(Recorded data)
>>

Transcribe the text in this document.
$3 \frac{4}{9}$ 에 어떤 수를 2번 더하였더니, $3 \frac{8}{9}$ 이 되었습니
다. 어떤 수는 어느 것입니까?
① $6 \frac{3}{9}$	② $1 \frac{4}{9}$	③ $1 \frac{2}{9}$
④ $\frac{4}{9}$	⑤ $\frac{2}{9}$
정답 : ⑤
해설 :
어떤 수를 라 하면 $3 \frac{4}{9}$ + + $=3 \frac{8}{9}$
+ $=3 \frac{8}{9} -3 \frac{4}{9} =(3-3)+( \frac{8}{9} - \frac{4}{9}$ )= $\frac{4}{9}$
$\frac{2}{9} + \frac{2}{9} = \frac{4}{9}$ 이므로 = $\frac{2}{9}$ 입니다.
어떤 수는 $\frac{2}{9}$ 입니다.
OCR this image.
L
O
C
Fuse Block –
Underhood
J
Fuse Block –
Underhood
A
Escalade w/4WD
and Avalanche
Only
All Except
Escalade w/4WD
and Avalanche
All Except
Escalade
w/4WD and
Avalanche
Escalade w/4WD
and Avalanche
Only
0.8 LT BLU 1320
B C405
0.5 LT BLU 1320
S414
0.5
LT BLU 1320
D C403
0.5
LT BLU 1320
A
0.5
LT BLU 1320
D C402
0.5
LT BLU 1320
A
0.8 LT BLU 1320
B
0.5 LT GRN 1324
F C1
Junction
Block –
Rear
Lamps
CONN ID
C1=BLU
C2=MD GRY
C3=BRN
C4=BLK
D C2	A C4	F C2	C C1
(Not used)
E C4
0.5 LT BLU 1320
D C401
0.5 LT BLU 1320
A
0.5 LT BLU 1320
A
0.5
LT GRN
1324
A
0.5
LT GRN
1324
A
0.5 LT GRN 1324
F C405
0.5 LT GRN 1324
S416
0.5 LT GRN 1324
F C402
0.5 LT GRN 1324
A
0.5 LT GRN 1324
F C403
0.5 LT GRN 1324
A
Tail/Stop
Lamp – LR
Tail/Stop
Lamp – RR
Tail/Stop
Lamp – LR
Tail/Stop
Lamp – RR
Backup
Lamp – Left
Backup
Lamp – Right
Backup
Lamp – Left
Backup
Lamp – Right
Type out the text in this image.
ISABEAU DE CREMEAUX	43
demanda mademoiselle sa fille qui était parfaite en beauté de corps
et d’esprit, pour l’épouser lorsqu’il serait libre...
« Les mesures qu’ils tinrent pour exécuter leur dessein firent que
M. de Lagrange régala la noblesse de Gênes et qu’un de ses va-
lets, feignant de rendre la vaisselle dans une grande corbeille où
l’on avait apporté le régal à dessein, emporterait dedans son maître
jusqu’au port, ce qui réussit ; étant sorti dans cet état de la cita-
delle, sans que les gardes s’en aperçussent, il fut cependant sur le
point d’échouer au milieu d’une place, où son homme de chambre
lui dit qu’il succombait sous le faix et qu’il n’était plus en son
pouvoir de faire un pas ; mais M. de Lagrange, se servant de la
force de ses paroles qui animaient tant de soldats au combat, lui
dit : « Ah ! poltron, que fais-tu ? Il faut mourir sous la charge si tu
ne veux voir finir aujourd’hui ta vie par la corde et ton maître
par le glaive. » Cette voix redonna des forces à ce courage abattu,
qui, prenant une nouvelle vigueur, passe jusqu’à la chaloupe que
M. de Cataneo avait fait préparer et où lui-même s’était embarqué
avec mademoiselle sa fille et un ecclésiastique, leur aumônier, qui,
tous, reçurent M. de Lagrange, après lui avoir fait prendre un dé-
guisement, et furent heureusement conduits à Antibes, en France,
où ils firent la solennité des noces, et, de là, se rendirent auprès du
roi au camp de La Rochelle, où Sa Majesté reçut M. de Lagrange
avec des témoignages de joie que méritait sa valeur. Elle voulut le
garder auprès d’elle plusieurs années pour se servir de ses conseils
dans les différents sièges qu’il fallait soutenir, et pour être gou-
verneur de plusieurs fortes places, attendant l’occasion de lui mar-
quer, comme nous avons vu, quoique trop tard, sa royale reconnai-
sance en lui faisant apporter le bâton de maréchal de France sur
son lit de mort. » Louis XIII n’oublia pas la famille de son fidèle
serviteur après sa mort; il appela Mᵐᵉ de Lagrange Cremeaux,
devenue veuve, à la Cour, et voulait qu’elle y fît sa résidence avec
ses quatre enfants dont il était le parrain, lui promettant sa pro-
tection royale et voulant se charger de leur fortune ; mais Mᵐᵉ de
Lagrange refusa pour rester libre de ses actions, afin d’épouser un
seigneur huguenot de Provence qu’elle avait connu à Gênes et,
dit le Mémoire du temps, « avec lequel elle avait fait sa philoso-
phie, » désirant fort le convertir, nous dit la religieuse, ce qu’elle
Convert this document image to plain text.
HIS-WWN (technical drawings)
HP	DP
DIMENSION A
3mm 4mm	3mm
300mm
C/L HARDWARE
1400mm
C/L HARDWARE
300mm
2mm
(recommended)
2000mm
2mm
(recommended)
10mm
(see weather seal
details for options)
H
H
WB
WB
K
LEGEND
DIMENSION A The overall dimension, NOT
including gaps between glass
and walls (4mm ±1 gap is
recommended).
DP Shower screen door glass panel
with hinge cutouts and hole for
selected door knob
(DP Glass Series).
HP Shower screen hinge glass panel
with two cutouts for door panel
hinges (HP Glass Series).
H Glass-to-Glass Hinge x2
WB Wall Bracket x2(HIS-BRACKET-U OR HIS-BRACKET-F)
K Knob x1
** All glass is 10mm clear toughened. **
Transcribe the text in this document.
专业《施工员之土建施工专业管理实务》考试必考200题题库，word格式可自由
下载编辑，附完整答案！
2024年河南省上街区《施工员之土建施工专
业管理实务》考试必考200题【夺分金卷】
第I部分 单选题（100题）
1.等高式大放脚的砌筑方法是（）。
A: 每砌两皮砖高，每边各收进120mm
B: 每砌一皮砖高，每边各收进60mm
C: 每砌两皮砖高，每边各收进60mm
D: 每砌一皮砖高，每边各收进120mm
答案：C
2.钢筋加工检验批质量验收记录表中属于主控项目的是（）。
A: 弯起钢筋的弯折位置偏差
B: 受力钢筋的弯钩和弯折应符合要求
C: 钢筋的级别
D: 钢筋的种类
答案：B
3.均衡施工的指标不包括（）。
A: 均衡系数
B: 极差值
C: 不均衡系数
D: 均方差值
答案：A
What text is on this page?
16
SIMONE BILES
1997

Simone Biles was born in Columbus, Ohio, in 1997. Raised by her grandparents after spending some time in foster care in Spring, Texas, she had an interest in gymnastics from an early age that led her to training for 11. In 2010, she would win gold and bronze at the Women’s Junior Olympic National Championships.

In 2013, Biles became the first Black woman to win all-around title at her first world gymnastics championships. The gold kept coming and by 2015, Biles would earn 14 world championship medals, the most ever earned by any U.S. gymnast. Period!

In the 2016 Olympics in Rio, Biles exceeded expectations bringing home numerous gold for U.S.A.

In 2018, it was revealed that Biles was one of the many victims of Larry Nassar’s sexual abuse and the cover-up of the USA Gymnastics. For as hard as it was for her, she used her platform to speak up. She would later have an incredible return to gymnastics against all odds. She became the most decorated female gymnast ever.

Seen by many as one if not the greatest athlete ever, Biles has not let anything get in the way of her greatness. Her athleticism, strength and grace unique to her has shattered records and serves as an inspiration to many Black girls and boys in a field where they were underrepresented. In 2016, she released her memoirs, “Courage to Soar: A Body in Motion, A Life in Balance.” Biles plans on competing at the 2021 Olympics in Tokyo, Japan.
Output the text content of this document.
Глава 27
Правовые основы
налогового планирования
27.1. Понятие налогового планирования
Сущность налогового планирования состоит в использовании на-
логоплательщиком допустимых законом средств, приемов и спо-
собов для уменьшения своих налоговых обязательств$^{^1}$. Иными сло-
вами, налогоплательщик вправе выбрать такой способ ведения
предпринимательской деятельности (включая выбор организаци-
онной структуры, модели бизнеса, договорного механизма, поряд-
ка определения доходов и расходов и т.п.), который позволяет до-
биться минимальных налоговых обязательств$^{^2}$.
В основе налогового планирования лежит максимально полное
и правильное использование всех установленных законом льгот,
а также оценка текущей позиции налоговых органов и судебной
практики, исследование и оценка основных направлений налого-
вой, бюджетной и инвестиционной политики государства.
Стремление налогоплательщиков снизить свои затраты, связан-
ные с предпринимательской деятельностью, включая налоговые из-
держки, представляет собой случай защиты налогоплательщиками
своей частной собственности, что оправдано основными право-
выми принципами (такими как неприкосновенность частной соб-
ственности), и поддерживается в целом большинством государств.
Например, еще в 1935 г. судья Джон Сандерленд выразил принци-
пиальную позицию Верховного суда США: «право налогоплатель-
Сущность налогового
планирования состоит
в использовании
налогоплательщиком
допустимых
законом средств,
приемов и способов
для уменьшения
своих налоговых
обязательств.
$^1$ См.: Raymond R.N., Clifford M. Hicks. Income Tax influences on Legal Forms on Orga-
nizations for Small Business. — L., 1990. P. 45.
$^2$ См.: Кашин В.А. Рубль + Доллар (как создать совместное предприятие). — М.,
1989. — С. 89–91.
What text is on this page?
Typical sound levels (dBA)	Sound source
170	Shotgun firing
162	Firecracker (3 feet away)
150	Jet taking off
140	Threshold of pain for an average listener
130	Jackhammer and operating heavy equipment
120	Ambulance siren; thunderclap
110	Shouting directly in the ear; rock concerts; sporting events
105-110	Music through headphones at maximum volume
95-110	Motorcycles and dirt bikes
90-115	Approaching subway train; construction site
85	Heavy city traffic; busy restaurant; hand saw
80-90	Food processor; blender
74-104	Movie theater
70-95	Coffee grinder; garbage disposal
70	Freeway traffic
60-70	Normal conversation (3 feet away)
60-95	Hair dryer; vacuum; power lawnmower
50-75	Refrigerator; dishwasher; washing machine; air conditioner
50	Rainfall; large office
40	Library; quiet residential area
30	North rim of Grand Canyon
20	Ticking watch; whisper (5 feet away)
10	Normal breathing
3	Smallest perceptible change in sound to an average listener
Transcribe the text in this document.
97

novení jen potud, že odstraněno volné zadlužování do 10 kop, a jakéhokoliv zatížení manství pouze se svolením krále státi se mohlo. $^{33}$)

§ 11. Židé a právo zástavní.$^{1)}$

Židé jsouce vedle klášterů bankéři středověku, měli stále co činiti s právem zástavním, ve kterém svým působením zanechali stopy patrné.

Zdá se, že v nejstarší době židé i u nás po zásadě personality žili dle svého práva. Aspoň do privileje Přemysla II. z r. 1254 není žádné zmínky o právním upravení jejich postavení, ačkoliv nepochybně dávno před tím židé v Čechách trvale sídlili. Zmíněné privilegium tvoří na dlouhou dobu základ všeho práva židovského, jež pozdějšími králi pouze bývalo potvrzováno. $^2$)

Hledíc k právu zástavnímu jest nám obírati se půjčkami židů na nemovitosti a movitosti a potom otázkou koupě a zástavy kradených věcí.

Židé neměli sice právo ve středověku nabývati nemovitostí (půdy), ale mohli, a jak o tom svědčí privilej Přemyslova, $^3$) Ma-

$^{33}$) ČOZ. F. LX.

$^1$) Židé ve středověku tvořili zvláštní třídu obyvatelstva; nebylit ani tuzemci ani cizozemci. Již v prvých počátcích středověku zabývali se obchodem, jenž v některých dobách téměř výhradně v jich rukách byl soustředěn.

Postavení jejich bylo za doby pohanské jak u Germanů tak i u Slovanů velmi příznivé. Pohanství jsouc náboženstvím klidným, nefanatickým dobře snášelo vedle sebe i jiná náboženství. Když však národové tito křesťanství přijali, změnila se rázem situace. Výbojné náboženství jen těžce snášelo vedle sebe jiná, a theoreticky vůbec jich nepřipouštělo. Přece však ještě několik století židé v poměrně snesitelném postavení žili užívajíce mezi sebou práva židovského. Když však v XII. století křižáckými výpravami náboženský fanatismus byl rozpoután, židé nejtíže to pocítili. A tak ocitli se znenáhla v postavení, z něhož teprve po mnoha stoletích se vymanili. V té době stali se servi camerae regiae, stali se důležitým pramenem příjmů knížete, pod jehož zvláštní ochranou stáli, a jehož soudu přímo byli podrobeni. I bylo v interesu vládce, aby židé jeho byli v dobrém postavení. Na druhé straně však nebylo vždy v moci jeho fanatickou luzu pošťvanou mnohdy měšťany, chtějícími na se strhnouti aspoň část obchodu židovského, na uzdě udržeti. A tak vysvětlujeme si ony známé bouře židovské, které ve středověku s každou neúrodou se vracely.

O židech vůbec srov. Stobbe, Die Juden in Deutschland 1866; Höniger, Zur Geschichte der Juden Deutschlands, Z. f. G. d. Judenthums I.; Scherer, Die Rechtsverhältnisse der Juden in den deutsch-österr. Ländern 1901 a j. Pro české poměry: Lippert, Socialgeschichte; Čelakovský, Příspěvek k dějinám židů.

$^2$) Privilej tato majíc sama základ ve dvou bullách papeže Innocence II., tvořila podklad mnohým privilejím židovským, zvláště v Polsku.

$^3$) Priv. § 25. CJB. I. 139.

<<

- _Exercise directions_
Filter the entries above down to the lines containing the word "допустимых".

- _Written solution_
логоплательщиком допустимых законом средств, приемов и спо-
допустимых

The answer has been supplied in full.